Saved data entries
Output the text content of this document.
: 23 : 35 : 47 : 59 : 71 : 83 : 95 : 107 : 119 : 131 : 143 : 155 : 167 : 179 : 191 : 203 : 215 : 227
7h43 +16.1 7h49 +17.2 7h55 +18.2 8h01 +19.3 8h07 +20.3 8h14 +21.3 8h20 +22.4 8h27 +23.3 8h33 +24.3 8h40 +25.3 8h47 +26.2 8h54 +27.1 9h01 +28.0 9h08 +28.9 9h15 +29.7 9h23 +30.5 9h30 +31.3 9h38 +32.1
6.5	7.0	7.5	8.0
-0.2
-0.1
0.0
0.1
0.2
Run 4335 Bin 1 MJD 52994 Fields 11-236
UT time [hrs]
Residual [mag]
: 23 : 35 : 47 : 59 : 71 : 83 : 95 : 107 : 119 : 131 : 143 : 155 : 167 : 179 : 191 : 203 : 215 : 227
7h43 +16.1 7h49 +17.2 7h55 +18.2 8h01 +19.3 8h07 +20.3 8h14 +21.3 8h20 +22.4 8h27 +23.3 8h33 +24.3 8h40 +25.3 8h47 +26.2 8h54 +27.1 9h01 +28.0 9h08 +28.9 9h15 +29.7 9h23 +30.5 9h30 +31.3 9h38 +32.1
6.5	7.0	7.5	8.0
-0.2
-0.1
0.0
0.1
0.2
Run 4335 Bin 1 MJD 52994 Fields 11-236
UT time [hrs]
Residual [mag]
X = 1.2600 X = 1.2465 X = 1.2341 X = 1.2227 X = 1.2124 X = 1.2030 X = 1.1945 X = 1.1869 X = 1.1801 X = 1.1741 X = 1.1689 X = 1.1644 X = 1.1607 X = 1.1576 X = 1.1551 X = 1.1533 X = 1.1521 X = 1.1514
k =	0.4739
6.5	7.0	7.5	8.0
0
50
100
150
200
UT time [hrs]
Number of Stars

Work to do |
Restate every line of the data word for word.

Task result |
Output the text content of this document.
: 23 : 35 : 47 : 59 : 71 : 83 : 95 : 107 : 119 : 131 : 143 : 155 : 167 : 179 : 191 : 203 : 215 : 227
7h43 +16.1 7h49 +17.2 7h55 +18.2 8h01 +19.3 8h07 +20.3 8h14 +21.3 8h20 +22.4 8h27 +23.3 8h33 +24.3 8h40 +25.3 8h47 +26.2 8h54 +27.1 9h01 +28.0 9h08 +28.9 9h15 +29.7 9h23 +30.5 9h30 +31.3 9h38 +32.1
6.5	7.0	7.5	8.0
-0.2
-0.1
0.0
0.1
0.2
Run 4335 Bin 1 MJD 52994 Fields 11-236
UT time [hrs]
Residual [mag]
: 23 : 35 : 47 : 59 : 71 : 83 : 95 : 107 : 119 : 131 : 143 : 155 : 167 : 179 : 191 : 203 : 215 : 227
7h43 +16.1 7h49 +17.2 7h55 +18.2 8h01 +19.3 8h07 +20.3 8h14 +21.3 8h20 +22.4 8h27 +23.3 8h33 +24.3 8h40 +25.3 8h47 +26.2 8h54 +27.1 9h01 +28.0 9h08 +28.9 9h15 +29.7 9h23 +30.5 9h30 +31.3 9h38 +32.1
6.5	7.0	7.5	8.0
-0.2
-0.1
0.0
0.1
0.2
Run 4335 Bin 1 MJD 52994 Fields 11-236
UT time [hrs]
Residual [mag]
X = 1.2600 X = 1.2465 X = 1.2341 X = 1.2227 X = 1.2124 X = 1.2030 X = 1.1945 X = 1.1869 X = 1.1801 X = 1.1741 X = 1.1689 X = 1.1644 X = 1.1607 X = 1.1576 X = 1.1551 X = 1.1533 X = 1.1521 X = 1.1514
k =	0.4739
6.5	7.0	7.5	8.0
0
50
100
150
200
UT time [hrs]
Number of Stars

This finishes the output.